__WHAT YOU NEED TO DO__: Filter the entries below, keeping every line that has the word "coordinate".

— START OF RECORDS FOR THE TASK —

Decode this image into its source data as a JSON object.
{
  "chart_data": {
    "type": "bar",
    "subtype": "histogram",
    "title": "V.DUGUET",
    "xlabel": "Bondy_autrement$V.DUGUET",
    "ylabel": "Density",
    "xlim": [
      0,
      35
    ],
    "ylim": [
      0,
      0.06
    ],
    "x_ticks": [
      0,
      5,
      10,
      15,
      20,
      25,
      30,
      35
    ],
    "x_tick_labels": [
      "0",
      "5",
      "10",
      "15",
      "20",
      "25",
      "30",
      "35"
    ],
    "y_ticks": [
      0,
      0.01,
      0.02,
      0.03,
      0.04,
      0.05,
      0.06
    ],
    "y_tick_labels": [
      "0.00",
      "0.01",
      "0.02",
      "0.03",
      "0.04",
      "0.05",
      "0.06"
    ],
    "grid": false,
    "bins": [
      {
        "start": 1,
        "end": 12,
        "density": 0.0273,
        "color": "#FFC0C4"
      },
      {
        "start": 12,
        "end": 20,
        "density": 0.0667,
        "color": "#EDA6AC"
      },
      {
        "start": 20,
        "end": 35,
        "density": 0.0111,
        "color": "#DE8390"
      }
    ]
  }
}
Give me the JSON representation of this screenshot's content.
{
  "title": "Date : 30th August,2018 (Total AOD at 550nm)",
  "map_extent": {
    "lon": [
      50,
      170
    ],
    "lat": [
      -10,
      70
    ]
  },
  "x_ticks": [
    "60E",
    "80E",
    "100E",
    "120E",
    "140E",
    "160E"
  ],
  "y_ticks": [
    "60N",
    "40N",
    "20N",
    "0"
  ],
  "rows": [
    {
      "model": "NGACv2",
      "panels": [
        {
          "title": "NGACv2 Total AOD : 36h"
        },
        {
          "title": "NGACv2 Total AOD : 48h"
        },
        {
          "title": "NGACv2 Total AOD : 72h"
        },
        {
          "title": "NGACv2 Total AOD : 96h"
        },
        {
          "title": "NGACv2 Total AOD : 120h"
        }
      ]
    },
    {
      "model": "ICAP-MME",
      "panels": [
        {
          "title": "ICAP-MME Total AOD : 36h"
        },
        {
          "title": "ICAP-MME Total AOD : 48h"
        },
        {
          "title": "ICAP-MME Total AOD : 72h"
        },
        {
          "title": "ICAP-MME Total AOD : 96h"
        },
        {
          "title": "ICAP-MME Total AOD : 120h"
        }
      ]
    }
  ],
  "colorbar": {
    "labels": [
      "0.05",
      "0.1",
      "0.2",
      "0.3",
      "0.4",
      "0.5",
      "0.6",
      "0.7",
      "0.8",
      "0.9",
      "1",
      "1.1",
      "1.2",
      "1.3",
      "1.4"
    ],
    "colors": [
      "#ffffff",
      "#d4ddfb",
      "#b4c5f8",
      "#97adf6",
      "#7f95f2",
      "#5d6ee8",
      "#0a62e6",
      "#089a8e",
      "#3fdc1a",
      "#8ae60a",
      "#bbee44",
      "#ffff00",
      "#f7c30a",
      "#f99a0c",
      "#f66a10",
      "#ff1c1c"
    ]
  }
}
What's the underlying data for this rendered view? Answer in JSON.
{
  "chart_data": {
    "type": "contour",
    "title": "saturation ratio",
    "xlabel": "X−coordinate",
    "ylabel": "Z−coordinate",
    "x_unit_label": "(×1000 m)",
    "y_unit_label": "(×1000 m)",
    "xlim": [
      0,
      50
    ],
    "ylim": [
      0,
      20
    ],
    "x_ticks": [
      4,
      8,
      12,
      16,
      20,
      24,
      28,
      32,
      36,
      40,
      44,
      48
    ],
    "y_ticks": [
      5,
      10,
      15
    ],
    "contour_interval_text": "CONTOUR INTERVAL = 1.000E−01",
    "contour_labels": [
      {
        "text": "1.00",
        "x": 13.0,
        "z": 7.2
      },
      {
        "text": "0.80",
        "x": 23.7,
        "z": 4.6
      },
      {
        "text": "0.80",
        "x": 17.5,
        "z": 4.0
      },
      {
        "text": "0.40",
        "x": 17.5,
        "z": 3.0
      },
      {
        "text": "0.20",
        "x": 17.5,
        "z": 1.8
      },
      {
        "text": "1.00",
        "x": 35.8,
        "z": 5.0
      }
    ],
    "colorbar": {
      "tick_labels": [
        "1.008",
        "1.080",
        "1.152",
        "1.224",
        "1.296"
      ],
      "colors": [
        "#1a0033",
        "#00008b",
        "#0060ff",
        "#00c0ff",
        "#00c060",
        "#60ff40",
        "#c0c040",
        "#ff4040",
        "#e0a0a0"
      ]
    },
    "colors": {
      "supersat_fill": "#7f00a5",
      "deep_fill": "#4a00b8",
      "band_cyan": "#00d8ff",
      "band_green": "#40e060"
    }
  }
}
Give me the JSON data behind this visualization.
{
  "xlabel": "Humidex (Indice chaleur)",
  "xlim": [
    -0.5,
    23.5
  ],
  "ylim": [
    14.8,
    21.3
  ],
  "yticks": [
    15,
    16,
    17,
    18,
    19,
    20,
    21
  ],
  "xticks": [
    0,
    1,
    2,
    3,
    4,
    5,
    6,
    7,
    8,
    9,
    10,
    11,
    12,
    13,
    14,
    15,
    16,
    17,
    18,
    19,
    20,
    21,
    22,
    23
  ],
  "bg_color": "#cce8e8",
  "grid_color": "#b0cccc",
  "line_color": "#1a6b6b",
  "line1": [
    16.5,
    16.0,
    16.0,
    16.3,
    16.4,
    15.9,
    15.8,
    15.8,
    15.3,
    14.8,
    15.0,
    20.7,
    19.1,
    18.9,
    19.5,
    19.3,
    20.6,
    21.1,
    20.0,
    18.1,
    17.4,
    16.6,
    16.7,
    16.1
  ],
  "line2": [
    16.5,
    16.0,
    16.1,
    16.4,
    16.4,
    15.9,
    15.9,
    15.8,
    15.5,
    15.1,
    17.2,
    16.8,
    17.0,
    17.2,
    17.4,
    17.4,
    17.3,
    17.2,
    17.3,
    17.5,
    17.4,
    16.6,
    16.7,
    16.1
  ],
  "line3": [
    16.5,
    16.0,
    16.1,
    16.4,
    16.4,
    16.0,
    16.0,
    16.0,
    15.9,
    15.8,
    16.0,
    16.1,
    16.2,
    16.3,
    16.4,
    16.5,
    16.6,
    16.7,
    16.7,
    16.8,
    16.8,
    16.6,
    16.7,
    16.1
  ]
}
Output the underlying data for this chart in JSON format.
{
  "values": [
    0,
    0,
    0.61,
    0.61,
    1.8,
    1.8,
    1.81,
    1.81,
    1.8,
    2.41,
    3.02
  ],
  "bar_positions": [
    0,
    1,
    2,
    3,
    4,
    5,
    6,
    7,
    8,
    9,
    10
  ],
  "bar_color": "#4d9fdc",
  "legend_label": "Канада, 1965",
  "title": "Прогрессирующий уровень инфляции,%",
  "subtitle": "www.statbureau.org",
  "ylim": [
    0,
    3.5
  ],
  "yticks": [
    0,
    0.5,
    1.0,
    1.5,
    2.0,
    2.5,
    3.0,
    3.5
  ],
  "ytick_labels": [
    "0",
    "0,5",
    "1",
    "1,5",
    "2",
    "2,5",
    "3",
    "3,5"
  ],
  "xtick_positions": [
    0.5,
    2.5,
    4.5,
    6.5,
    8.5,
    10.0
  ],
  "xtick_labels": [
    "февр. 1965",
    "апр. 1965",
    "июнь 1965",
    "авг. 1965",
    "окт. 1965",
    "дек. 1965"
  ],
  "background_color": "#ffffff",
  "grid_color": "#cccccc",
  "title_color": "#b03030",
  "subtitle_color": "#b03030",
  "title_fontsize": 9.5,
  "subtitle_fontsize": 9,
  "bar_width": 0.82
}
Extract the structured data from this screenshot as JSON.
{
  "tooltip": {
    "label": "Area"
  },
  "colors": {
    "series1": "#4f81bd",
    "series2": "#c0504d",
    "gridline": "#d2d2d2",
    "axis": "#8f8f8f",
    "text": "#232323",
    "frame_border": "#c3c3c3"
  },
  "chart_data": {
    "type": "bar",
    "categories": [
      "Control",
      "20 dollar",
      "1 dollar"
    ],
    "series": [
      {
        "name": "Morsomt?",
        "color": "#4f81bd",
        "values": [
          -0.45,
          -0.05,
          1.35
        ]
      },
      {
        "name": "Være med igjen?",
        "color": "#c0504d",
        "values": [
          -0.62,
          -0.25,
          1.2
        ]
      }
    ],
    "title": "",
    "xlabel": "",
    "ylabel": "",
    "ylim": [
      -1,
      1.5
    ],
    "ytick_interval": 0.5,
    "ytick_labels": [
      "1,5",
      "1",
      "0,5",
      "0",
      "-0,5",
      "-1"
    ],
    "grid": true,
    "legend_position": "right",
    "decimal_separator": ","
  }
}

— END OF RECORDS FOR THE TASK —

__FINISHED ANSWER__:
    "xlabel": "X−coordinate",
    "ylabel": "Z−coordinate",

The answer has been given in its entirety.